PANTA:頭脳警察の解散は75年の12月31日だったんだけど、その頃はもうソロの『PANTAX’S WORLD』(1976)をレコーディングしていたと思う。

CD

鈴木:鈴木慶一とムーンライダースの『火の玉ボーイ』(1976)と同じ頃だ。

PANTA:当時のレコード会社(ビクター)の担当ディレクターの平田国二郎が慶一とも知り合いで、彼が「二人は絶対、話が合う」と言っていたんだよ。

鈴木:平田さんとは、はちみつぱい解散前後、我々のレコードをビクターで出すという話があって、そのとき会ったんだ。

PANTA:なるほど。それで“FLYING DOG”から、はちみつぱいにいた渡辺勝のソロアルバム(『ぼくは白い雲』1976)が出ているのか。

−−“FLYING DOG”は、ビクターが1976年に創設したロックレーベルでしたね。

PANTA:そう。頭脳警察の担当が「今度、ビクターに新しいロックのレーベルが出来るので、PANTA、ソロになっても残ってくれ」と言って来た。その第一弾が『PANTAX’S WORLD』(1976)だったんだ。

CD

−−1977年にはソロのセカンド『走れ熱いなら』をリリースし、PANTA&HALを結成していますが、その経緯は?

PANTA:頭脳警察のときは馬車馬のように前しか見ないでやってきて、ソロになって色んなセッション・ミュージシャンとレコーディングしたんだけど、深い親交になるわけじゃないんだよ。俺はプレイヤーじゃないから、音楽仲間が少ないというのもあったし、ソロで2枚アルバムをつくってみて、自分はボーカルに専念して、音の方は安心して任せられるバンド・スタイルにしたかったんだ。

初対面で、慶一の一言で『マラッカ』のコンセプトが決まった。(PANTA)

CD

−−慶一さんは、慶応大学三田祭事件以来、PANTAさんとは距離を置いていたんですか?

鈴木:最初は会うことを躊躇したよね。やはり、頭脳警察=怖いというイメージがあったから。でも、上村が「パブリック・イメージと違って全然怖くないし、良い奴だよ」って言うので、じゃあ一度会ってみるかと。

PANTA:初めて会ったのは、ビクタースタジオの近くにあった神宮前のバー「カル・デ・サック」だったね。俺、酒飲まないんだけどね。

鈴木:会うまではPANTA & HALって頭脳警察より怖いんじゃないの? なんて思ってたんだけど、話してみたらあっという間に打ち解けて、プロデュースを引き受ける気になっていた。あがた森魚やはっぴいえんどと初めて会った時と違ってなぜか身構える必要がなかったんだ。それは音楽始めて10年近くたってたのもあるし、さらにPANTAのキャラクターのせいなのかもしれないんだけど。
════
課題 1: 本文のうち、「PANTA:頭脳警察の解散は」という語句を含むところから書き始め、「ぼくは白い雲』1976)が出ているのか。」まで書いたら終えて、その部分を一字も変えずに書き写してください。
本文と記録は互いに関係がありません。

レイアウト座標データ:
════
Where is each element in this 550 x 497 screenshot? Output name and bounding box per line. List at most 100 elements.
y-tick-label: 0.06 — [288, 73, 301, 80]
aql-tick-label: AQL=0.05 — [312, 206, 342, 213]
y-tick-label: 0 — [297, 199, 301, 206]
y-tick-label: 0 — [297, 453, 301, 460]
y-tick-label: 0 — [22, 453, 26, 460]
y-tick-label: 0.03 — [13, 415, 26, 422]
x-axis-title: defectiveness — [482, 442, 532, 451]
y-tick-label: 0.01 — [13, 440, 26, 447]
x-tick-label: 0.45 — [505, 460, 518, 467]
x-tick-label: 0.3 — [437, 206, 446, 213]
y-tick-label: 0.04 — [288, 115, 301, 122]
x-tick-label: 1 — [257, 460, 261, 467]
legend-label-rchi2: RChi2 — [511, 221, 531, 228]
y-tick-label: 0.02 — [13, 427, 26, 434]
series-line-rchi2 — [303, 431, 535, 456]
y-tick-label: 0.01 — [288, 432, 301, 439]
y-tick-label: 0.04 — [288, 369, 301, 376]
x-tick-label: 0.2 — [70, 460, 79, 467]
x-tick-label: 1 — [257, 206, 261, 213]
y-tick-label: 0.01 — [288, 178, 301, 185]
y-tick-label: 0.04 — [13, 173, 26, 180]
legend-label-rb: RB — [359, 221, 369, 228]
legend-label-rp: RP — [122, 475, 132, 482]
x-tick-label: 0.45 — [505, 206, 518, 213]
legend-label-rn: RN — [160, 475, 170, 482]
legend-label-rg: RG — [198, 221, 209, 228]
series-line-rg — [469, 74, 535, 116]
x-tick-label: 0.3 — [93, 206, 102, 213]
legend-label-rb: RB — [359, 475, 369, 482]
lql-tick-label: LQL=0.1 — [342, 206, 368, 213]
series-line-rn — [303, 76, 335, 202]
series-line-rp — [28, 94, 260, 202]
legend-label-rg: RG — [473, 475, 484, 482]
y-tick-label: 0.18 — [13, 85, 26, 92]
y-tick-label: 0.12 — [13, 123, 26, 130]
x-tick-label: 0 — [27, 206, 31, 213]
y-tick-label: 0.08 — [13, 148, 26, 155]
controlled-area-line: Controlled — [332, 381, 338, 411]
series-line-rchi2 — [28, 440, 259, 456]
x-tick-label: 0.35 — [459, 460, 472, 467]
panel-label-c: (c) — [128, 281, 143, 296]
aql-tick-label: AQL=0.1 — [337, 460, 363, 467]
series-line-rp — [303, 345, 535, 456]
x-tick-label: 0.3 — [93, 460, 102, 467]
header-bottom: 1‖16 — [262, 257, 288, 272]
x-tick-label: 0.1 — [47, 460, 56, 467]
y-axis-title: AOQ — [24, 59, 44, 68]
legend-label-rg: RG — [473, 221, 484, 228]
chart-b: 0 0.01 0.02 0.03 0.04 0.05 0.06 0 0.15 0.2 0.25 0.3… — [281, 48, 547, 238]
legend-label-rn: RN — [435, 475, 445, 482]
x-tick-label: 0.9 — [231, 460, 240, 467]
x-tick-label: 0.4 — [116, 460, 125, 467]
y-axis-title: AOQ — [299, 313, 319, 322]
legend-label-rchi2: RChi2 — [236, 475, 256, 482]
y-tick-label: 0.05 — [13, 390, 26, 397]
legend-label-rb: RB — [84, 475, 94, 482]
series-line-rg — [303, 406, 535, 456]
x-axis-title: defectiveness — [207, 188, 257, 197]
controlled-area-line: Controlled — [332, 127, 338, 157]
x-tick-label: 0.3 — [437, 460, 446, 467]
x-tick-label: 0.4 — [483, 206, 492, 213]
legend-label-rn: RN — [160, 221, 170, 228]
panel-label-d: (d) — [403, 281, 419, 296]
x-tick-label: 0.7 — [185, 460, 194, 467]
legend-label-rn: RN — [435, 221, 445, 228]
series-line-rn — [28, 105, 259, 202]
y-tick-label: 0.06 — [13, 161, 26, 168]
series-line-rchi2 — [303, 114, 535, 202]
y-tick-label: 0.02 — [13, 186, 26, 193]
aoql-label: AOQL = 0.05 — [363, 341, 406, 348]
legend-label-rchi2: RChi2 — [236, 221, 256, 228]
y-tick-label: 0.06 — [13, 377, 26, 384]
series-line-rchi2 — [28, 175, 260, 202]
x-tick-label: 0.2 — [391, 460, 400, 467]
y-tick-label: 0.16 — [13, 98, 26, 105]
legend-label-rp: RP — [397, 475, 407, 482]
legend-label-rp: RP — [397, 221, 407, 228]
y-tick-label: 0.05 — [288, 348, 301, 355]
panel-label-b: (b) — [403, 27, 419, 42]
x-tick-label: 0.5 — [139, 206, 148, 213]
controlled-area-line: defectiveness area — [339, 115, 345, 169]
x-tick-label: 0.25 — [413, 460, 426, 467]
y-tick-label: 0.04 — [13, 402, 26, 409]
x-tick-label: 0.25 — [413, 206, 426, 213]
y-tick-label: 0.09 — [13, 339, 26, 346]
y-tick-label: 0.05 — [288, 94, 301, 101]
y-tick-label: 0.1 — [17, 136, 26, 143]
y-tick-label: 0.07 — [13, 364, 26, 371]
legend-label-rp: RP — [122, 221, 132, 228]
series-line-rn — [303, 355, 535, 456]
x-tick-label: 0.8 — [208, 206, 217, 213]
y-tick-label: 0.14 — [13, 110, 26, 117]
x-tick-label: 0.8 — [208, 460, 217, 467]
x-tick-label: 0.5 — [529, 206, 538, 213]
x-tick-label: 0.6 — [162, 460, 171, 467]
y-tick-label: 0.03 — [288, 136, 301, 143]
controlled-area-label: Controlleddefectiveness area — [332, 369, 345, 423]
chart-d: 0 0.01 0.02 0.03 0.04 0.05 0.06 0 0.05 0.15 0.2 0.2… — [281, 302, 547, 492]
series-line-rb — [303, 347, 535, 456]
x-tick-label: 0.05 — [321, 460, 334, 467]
════
課題 2: 記録の最初の行から「x-tick-label: 0.1 — [47, 460, 56, 467]」を含む行まで(両端の行を含む)を、「controlled-area-line」を「controlled-region-line」に置き換え、ほかは何も変えずに書き直してください。示すのはこの範囲の行だけにしてください。

解答 1:
PANTA:頭脳警察の解散は75年の12月31日だったんだけど、その頃はもうソロの『PANTAX’S WORLD』(1976)をレコーディングしていたと思う。

CD

鈴木:鈴木慶一とムーンライダースの『火の玉ボーイ』(1976)と同じ頃だ。

PANTA:当時のレコード会社(ビクター)の担当ディレクターの平田国二郎が慶一とも知り合いで、彼が「二人は絶対、話が合う」と言っていたんだよ。

鈴木:平田さんとは、はちみつぱい解散前後、我々のレコードをビクターで出すという話があって、そのとき会ったんだ。

PANTA:なるほど。それで“FLYING DOG”から、はちみつぱいにいた渡辺勝のソロアルバム(『ぼくは白い雲』1976)が出ているのか。

解答 2:
Where is each element in this 550 x 497 screenshot? Output name and bounding box per line. List at most 100 elements.
y-tick-label: 0.06 — [288, 73, 301, 80]
aql-tick-label: AQL=0.05 — [312, 206, 342, 213]
y-tick-label: 0 — [297, 199, 301, 206]
y-tick-label: 0 — [297, 453, 301, 460]
y-tick-label: 0 — [22, 453, 26, 460]
y-tick-label: 0.03 — [13, 415, 26, 422]
x-axis-title: defectiveness — [482, 442, 532, 451]
y-tick-label: 0.01 — [13, 440, 26, 447]
x-tick-label: 0.45 — [505, 460, 518, 467]
x-tick-label: 0.3 — [437, 206, 446, 213]
y-tick-label: 0.04 — [288, 115, 301, 122]
x-tick-label: 1 — [257, 460, 261, 467]
legend-label-rchi2: RChi2 — [511, 221, 531, 228]
y-tick-label: 0.02 — [13, 427, 26, 434]
series-line-rchi2 — [303, 431, 535, 456]
y-tick-label: 0.01 — [288, 432, 301, 439]
y-tick-label: 0.04 — [288, 369, 301, 376]
x-tick-label: 0.2 — [70, 460, 79, 467]
x-tick-label: 1 — [257, 206, 261, 213]
y-tick-label: 0.01 — [288, 178, 301, 185]
y-tick-label: 0.04 — [13, 173, 26, 180]
legend-label-rb: RB — [359, 221, 369, 228]
legend-label-rp: RP — [122, 475, 132, 482]
x-tick-label: 0.45 — [505, 206, 518, 213]
legend-label-rn: RN — [160, 475, 170, 482]
legend-label-rg: RG — [198, 221, 209, 228]
series-line-rg — [469, 74, 535, 116]
x-tick-label: 0.3 — [93, 206, 102, 213]
legend-label-rb: RB — [359, 475, 369, 482]
lql-tick-label: LQL=0.1 — [342, 206, 368, 213]
series-line-rn — [303, 76, 335, 202]
series-line-rp — [28, 94, 260, 202]
legend-label-rg: RG — [473, 475, 484, 482]
y-tick-label: 0.18 — [13, 85, 26, 92]
y-tick-label: 0.12 — [13, 123, 26, 130]
x-tick-label: 0 — [27, 206, 31, 213]
y-tick-label: 0.08 — [13, 148, 26, 155]
controlled-region-line: Controlled — [332, 381, 338, 411]
series-line-rchi2 — [28, 440, 259, 456]
x-tick-label: 0.35 — [459, 460, 472, 467]
panel-label-c: (c) — [128, 281, 143, 296]
aql-tick-label: AQL=0.1 — [337, 460, 363, 467]
series-line-rp — [303, 345, 535, 456]
x-tick-label: 0.3 — [93, 460, 102, 467]
header-bottom: 1‖16 — [262, 257, 288, 272]
x-tick-label: 0.1 — [47, 460, 56, 467]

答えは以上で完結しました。